## DIRECTIONS FOR THIS TASK
From the entries below, please gather each line containing the string "relative".

Structured figure records:

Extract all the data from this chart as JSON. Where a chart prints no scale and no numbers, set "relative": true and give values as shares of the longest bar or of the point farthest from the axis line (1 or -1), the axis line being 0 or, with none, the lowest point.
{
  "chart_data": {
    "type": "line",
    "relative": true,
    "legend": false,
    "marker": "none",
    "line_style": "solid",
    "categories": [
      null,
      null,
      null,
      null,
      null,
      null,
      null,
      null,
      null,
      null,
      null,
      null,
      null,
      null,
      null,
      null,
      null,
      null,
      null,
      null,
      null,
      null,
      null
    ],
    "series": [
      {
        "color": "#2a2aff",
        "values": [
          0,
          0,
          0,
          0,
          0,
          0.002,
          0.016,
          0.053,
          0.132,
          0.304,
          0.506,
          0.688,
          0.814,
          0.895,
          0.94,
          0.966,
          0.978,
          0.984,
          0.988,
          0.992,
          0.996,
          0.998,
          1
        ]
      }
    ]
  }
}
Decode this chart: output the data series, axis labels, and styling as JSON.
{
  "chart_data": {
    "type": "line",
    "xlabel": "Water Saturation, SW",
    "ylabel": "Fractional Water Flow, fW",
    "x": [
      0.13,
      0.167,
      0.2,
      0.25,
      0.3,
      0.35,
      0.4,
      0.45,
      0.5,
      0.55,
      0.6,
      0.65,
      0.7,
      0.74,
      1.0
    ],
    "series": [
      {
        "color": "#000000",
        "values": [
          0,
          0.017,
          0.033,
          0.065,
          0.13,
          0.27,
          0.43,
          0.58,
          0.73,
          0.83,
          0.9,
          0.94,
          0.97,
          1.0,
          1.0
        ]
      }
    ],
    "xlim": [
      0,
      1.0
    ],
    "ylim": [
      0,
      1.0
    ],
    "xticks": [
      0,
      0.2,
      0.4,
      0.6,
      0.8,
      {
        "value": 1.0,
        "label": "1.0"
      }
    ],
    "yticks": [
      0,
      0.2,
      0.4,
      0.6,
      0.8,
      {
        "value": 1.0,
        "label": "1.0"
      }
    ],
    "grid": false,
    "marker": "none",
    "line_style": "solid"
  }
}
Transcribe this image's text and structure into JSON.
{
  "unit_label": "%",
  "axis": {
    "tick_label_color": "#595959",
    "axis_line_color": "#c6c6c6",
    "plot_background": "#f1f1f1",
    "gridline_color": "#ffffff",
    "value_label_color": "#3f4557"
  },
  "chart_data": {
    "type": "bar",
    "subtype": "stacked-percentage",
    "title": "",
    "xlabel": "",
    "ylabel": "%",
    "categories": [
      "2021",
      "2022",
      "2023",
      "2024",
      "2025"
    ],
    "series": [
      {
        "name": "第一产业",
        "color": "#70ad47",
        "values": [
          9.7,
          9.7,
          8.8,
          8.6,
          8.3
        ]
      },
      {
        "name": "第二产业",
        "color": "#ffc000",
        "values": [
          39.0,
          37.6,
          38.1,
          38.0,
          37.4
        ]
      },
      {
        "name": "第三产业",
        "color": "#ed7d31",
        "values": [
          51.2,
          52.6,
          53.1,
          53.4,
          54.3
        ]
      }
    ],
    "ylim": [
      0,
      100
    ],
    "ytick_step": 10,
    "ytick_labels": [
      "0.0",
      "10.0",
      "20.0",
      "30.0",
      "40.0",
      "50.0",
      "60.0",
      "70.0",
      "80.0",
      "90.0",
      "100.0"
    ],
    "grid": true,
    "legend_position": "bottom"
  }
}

## RESULT FOR THIS TASK
Extract all the data from this chart as JSON. Where a chart prints no scale and no numbers, set "relative": true and give values as shares of the longest bar or of the point farthest from the axis line (1 or -1), the axis line being 0 or, with none, the lowest point.
    "relative": true,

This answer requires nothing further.